Work out how many lines of the data hold the string "phải", and reply with that number alone.

══ Task material

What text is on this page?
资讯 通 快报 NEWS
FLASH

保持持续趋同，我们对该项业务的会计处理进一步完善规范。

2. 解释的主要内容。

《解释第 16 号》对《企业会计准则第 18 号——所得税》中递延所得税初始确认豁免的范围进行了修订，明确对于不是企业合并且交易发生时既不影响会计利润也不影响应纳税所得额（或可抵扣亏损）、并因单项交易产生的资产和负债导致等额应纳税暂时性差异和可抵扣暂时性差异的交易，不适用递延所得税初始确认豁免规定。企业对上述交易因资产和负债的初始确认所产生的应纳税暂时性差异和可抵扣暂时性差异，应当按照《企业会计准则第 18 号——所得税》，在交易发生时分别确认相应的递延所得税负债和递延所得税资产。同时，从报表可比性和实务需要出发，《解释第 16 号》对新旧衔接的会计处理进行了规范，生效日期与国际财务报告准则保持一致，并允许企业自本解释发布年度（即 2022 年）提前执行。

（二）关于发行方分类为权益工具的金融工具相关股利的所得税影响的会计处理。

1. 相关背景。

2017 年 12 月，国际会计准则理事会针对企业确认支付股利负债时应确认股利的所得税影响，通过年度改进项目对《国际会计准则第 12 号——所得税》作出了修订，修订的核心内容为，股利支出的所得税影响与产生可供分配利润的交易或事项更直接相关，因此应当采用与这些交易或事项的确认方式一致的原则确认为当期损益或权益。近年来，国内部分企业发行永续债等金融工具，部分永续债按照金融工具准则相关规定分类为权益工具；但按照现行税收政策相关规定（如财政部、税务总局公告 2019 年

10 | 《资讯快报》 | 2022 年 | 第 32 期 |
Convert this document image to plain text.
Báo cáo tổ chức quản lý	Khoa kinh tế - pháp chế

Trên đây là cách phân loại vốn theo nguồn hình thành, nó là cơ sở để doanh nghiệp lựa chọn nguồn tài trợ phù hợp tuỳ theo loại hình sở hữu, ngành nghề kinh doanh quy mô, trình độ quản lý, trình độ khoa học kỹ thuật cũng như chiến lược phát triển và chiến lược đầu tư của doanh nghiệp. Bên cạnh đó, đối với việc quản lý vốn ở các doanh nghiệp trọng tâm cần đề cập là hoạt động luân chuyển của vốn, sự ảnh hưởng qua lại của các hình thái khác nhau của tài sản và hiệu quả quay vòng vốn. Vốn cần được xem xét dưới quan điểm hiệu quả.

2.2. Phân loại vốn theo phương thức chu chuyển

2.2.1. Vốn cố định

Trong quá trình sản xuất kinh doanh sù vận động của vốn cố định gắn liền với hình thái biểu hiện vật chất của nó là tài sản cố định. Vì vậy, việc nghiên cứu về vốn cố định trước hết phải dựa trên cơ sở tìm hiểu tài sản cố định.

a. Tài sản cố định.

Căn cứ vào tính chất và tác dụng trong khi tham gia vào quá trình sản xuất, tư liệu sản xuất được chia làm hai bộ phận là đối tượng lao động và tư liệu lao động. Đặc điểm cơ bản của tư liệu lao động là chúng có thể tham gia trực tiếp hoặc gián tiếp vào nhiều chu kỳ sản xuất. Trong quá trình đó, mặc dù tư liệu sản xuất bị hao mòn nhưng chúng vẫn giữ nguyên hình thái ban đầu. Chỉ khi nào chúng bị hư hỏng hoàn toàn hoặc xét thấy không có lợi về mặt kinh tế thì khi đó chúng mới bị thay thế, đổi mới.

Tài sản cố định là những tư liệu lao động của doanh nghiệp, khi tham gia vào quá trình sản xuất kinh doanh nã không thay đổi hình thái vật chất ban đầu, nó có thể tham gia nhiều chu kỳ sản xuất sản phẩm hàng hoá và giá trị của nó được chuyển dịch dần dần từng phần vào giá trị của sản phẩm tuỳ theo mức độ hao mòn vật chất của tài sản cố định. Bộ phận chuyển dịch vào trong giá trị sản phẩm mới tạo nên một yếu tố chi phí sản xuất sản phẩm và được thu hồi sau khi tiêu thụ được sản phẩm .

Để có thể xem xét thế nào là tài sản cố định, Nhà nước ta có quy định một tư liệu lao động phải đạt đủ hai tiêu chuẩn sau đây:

════

• _Response to this task_: 2